>> START

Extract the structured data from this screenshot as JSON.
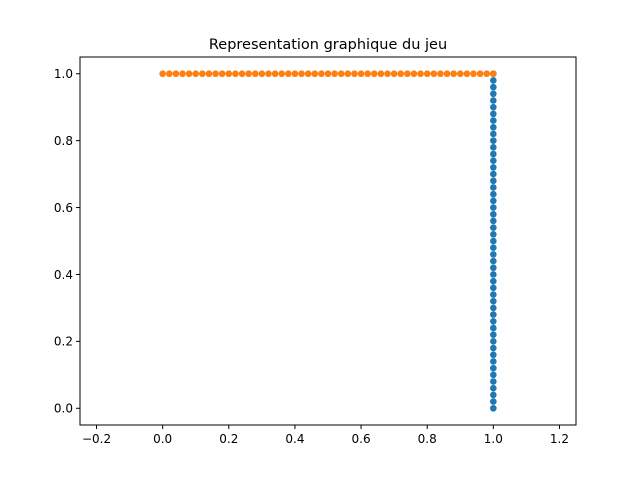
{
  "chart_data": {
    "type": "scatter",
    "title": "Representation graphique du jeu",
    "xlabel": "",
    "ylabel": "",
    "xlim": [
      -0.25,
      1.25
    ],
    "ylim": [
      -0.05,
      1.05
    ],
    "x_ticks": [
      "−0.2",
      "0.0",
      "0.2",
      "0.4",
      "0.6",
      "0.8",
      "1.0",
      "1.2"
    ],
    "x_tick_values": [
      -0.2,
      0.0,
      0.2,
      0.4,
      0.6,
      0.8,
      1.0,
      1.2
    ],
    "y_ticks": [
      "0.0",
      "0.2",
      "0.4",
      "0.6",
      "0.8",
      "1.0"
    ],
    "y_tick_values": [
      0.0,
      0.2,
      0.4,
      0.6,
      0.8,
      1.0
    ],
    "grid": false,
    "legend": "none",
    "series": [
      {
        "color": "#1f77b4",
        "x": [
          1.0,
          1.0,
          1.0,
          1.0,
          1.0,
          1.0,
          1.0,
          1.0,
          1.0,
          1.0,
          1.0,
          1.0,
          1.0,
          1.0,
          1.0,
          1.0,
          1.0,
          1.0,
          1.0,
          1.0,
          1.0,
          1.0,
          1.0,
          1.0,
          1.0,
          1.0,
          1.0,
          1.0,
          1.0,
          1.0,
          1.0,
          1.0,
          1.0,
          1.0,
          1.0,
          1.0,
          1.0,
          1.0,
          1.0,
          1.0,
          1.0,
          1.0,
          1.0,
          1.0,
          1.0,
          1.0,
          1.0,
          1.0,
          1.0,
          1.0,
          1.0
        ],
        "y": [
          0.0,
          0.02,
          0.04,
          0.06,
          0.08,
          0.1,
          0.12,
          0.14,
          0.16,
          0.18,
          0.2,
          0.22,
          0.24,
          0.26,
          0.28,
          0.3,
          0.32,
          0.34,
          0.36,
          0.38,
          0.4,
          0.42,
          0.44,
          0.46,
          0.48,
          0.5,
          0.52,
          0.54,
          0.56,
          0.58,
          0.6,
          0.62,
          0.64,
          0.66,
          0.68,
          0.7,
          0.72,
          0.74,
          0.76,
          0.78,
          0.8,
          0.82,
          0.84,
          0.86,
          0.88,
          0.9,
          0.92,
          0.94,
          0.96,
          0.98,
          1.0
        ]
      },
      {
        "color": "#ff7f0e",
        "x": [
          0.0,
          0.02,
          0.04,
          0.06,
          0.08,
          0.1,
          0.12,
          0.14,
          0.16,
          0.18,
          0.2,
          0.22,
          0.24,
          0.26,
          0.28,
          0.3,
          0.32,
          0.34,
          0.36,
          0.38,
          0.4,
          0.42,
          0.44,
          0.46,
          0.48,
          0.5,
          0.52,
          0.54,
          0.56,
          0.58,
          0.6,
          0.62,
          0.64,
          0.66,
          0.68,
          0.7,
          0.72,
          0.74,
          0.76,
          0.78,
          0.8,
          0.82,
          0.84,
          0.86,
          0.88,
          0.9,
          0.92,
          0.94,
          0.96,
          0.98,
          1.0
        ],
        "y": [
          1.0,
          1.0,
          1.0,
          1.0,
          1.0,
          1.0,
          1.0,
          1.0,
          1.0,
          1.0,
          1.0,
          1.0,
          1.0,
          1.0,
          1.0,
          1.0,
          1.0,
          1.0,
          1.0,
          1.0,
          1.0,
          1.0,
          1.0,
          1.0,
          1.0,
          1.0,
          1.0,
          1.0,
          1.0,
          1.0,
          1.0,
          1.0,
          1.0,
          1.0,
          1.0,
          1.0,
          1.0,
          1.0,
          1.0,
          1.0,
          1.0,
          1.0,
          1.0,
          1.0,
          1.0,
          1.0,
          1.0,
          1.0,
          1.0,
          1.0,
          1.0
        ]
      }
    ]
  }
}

>> END

- _To be done_: Write the full listing out again with every line unchanged, but include no pictures.

- _Result of the exercise_:
Extract the structured data from this screenshot as JSON.
{
  "chart_data": {
    "type": "scatter",
    "title": "Representation graphique du jeu",
    "xlabel": "",
    "ylabel": "",
    "xlim": [
      -0.25,
      1.25
    ],
    "ylim": [
      -0.05,
      1.05
    ],
    "x_ticks": [
      "−0.2",
      "0.0",
      "0.2",
      "0.4",
      "0.6",
      "0.8",
      "1.0",
      "1.2"
    ],
    "x_tick_values": [
      -0.2,
      0.0,
      0.2,
      0.4,
      0.6,
      0.8,
      1.0,
      1.2
    ],
    "y_ticks": [
      "0.0",
      "0.2",
      "0.4",
      "0.6",
      "0.8",
      "1.0"
    ],
    "y_tick_values": [
      0.0,
      0.2,
      0.4,
      0.6,
      0.8,
      1.0
    ],
    "grid": false,
    "legend": "none",
    "series": [
      {
        "color": "#1f77b4",
        "x": [
          1.0,
          1.0,
          1.0,
          1.0,
          1.0,
          1.0,
          1.0,
          1.0,
          1.0,
          1.0,
          1.0,
          1.0,
          1.0,
          1.0,
          1.0,
          1.0,
          1.0,
          1.0,
          1.0,
          1.0,
          1.0,
          1.0,
          1.0,
          1.0,
          1.0,
          1.0,
          1.0,
          1.0,
          1.0,
          1.0,
          1.0,
          1.0,
          1.0,
          1.0,
          1.0,
          1.0,
          1.0,
          1.0,
          1.0,
          1.0,
          1.0,
          1.0,
          1.0,
          1.0,
          1.0,
          1.0,
          1.0,
          1.0,
          1.0,
          1.0,
          1.0
        ],
        "y": [
          0.0,
          0.02,
          0.04,
          0.06,
          0.08,
          0.1,
          0.12,
          0.14,
          0.16,
          0.18,
          0.2,
          0.22,
          0.24,
          0.26,
          0.28,
          0.3,
          0.32,
          0.34,
          0.36,
          0.38,
          0.4,
          0.42,
          0.44,
          0.46,
          0.48,
          0.5,
          0.52,
          0.54,
          0.56,
          0.58,
          0.6,
          0.62,
          0.64,
          0.66,
          0.68,
          0.7,
          0.72,
          0.74,
          0.76,
          0.78,
          0.8,
          0.82,
          0.84,
          0.86,
          0.88,
          0.9,
          0.92,
          0.94,
          0.96,
          0.98,
          1.0
        ]
      },
      {
        "color": "#ff7f0e",
        "x": [
          0.0,
          0.02,
          0.04,
          0.06,
          0.08,
          0.1,
          0.12,
          0.14,
          0.16,
          0.18,
          0.2,
          0.22,
          0.24,
          0.26,
          0.28,
          0.3,
          0.32,
          0.34,
          0.36,
          0.38,
          0.4,
          0.42,
          0.44,
          0.46,
          0.48,
          0.5,
          0.52,
          0.54,
          0.56,
          0.58,
          0.6,
          0.62,
          0.64,
          0.66,
          0.68,
          0.7,
          0.72,
          0.74,
          0.76,
          0.78,
          0.8,
          0.82,
          0.84,
          0.86,
          0.88,
          0.9,
          0.92,
          0.94,
          0.96,
          0.98,
          1.0
        ],
        "y": [
          1.0,
          1.0,
          1.0,
          1.0,
          1.0,
          1.0,
          1.0,
          1.0,
          1.0,
          1.0,
          1.0,
          1.0,
          1.0,
          1.0,
          1.0,
          1.0,
          1.0,
          1.0,
          1.0,
          1.0,
          1.0,
          1.0,
          1.0,
          1.0,
          1.0,
          1.0,
          1.0,
          1.0,
          1.0,
          1.0,
          1.0,
          1.0,
          1.0,
          1.0,
          1.0,
          1.0,
          1.0,
          1.0,
          1.0,
          1.0,
          1.0,
          1.0,
          1.0,
          1.0,
          1.0,
          1.0,
          1.0,
          1.0,
          1.0,
          1.0,
          1.0
        ]
      }
    ]
  }
}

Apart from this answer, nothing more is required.